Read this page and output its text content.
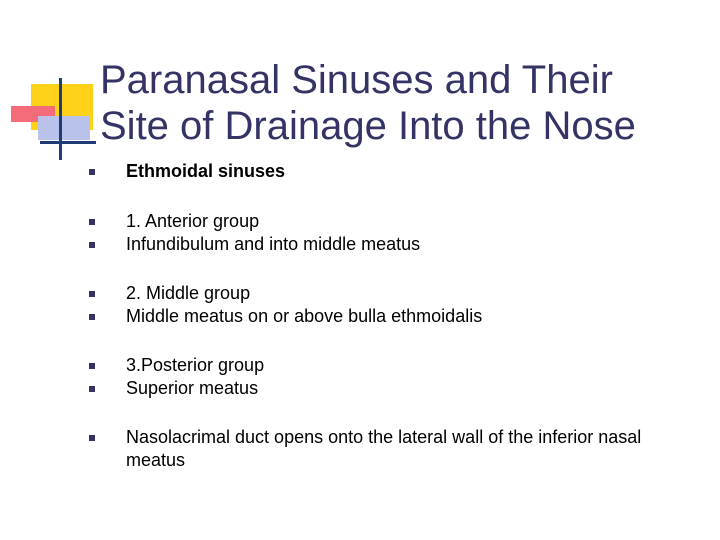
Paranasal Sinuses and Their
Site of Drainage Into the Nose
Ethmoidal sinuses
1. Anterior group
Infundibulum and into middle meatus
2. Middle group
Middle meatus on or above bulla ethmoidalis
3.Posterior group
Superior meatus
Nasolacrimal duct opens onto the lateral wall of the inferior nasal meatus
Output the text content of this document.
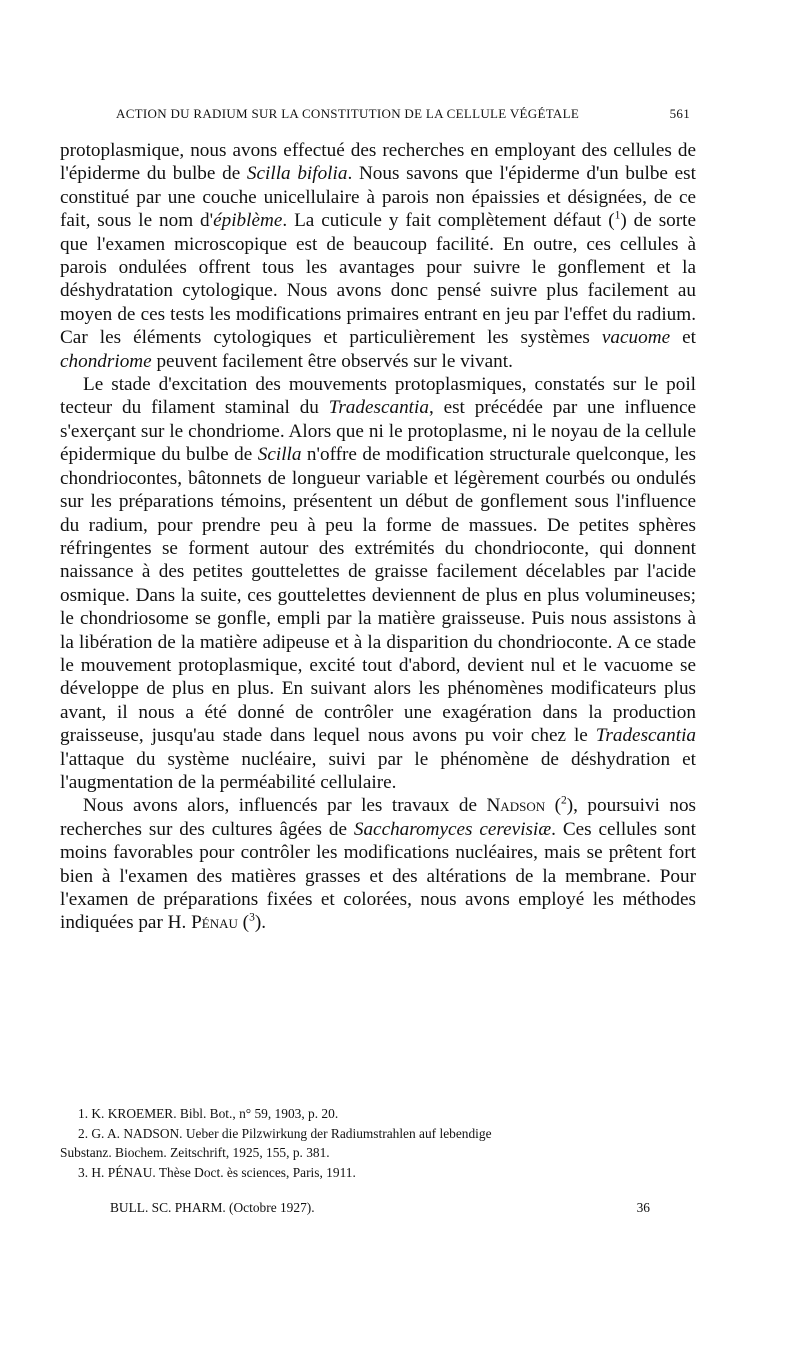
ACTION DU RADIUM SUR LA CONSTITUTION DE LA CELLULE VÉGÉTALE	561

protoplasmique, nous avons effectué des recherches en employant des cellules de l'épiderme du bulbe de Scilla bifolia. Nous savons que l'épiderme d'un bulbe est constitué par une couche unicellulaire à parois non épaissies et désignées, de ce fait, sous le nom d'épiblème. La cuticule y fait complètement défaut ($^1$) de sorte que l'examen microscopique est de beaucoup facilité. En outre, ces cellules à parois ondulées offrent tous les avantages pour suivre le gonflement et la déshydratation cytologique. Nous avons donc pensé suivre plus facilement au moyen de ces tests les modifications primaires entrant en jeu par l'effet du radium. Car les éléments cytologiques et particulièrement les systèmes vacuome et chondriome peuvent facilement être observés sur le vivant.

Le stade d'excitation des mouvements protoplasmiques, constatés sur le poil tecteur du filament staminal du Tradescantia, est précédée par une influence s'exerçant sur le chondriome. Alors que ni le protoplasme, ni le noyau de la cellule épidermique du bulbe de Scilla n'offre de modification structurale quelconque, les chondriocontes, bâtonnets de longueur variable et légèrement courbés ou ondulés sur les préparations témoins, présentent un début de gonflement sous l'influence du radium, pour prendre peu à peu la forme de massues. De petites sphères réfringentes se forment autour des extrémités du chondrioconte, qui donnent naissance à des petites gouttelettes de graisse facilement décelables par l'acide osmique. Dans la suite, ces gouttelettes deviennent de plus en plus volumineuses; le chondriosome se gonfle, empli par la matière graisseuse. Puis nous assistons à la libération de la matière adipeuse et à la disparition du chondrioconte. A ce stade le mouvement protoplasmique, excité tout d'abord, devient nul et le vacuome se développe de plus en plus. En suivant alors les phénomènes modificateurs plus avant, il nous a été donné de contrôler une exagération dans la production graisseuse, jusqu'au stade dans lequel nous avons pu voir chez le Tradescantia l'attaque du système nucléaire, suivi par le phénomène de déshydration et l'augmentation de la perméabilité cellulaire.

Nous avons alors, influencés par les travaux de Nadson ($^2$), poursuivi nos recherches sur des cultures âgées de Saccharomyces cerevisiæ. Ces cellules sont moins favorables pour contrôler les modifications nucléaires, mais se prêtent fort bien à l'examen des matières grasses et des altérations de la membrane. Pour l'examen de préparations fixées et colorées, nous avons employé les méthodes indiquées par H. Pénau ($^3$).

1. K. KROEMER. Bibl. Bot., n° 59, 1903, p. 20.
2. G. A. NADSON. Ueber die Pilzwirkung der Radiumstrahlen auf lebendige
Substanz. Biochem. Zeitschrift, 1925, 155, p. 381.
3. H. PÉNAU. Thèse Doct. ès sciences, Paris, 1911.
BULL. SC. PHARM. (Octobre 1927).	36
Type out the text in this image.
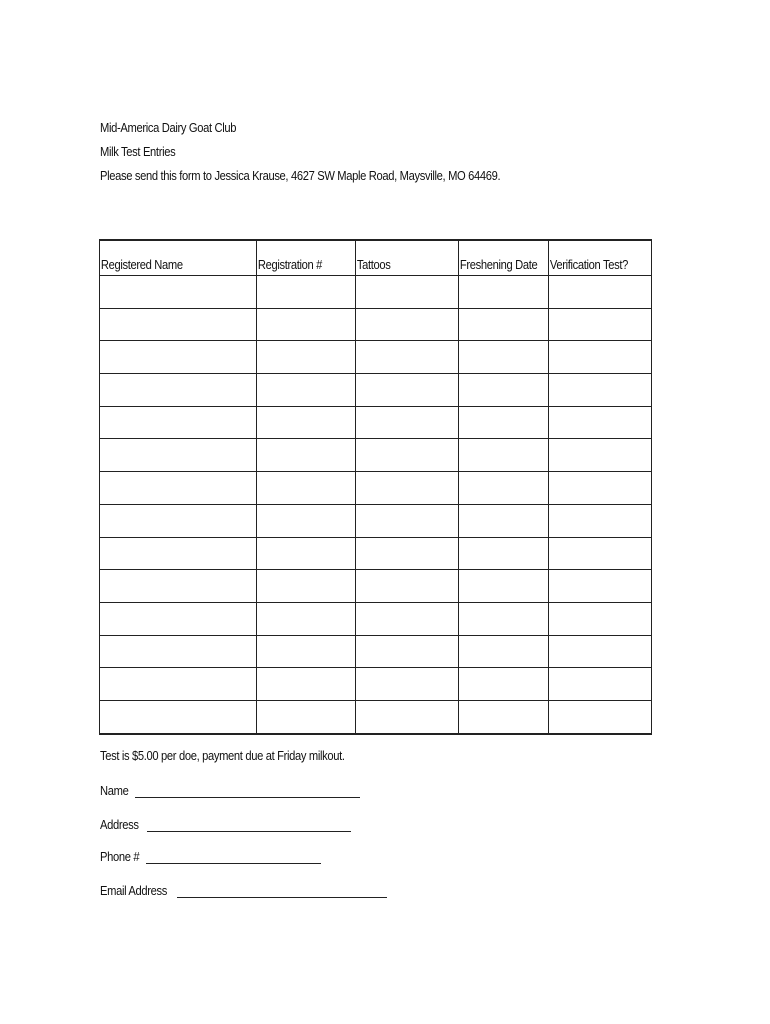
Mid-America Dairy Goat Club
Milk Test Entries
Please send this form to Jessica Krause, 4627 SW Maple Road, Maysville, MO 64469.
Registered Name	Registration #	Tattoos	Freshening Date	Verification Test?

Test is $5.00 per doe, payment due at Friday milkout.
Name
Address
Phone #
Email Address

■ ■ ■

**Work to be completed:**
The material above holds pictures; copy everything else in it exactly.

**Output:**
Read this page and output its text content.
Paranasal Sinuses and Their
Site of Drainage Into the Nose
Ethmoidal sinuses
1. Anterior group
Infundibulum and into middle meatus
2. Middle group
Middle meatus on or above bulla ethmoidalis
3.Posterior group
Superior meatus
Nasolacrimal duct opens onto the lateral wall of the inferior nasal meatus
Output the text content of this document.
ACTION DU RADIUM SUR LA CONSTITUTION DE LA CELLULE VÉGÉTALE	561

protoplasmique, nous avons effectué des recherches en employant des cellules de l'épiderme du bulbe de Scilla bifolia. Nous savons que l'épiderme d'un bulbe est constitué par une couche unicellulaire à parois non épaissies et désignées, de ce fait, sous le nom d'épiblème. La cuticule y fait complètement défaut ($^1$) de sorte que l'examen microscopique est de beaucoup facilité. En outre, ces cellules à parois ondulées offrent tous les avantages pour suivre le gonflement et la déshydratation cytologique. Nous avons donc pensé suivre plus facilement au moyen de ces tests les modifications primaires entrant en jeu par l'effet du radium. Car les éléments cytologiques et particulièrement les systèmes vacuome et chondriome peuvent facilement être observés sur le vivant.

Le stade d'excitation des mouvements protoplasmiques, constatés sur le poil tecteur du filament staminal du Tradescantia, est précédée par une influence s'exerçant sur le chondriome. Alors que ni le protoplasme, ni le noyau de la cellule épidermique du bulbe de Scilla n'offre de modification structurale quelconque, les chondriocontes, bâtonnets de longueur variable et légèrement courbés ou ondulés sur les préparations témoins, présentent un début de gonflement sous l'influence du radium, pour prendre peu à peu la forme de massues. De petites sphères réfringentes se forment autour des extrémités du chondrioconte, qui donnent naissance à des petites gouttelettes de graisse facilement décelables par l'acide osmique. Dans la suite, ces gouttelettes deviennent de plus en plus volumineuses; le chondriosome se gonfle, empli par la matière graisseuse. Puis nous assistons à la libération de la matière adipeuse et à la disparition du chondrioconte. A ce stade le mouvement protoplasmique, excité tout d'abord, devient nul et le vacuome se développe de plus en plus. En suivant alors les phénomènes modificateurs plus avant, il nous a été donné de contrôler une exagération dans la production graisseuse, jusqu'au stade dans lequel nous avons pu voir chez le Tradescantia l'attaque du système nucléaire, suivi par le phénomène de déshydration et l'augmentation de la perméabilité cellulaire.

Nous avons alors, influencés par les travaux de Nadson ($^2$), poursuivi nos recherches sur des cultures âgées de Saccharomyces cerevisiæ. Ces cellules sont moins favorables pour contrôler les modifications nucléaires, mais se prêtent fort bien à l'examen des matières grasses et des altérations de la membrane. Pour l'examen de préparations fixées et colorées, nous avons employé les méthodes indiquées par H. Pénau ($^3$).

1. K. KROEMER. Bibl. Bot., n° 59, 1903, p. 20.
2. G. A. NADSON. Ueber die Pilzwirkung der Radiumstrahlen auf lebendige
Substanz. Biochem. Zeitschrift, 1925, 155, p. 381.
3. H. PÉNAU. Thèse Doct. ès sciences, Paris, 1911.
BULL. SC. PHARM. (Octobre 1927).	36
Type out the text in this image.
Mid-America Dairy Goat Club
Milk Test Entries
Please send this form to Jessica Krause, 4627 SW Maple Road, Maysville, MO 64469.
Registered Name	Registration #	Tattoos	Freshening Date	Verification Test?

Test is $5.00 per doe, payment due at Friday milkout.
Name
Address
Phone #
Email Address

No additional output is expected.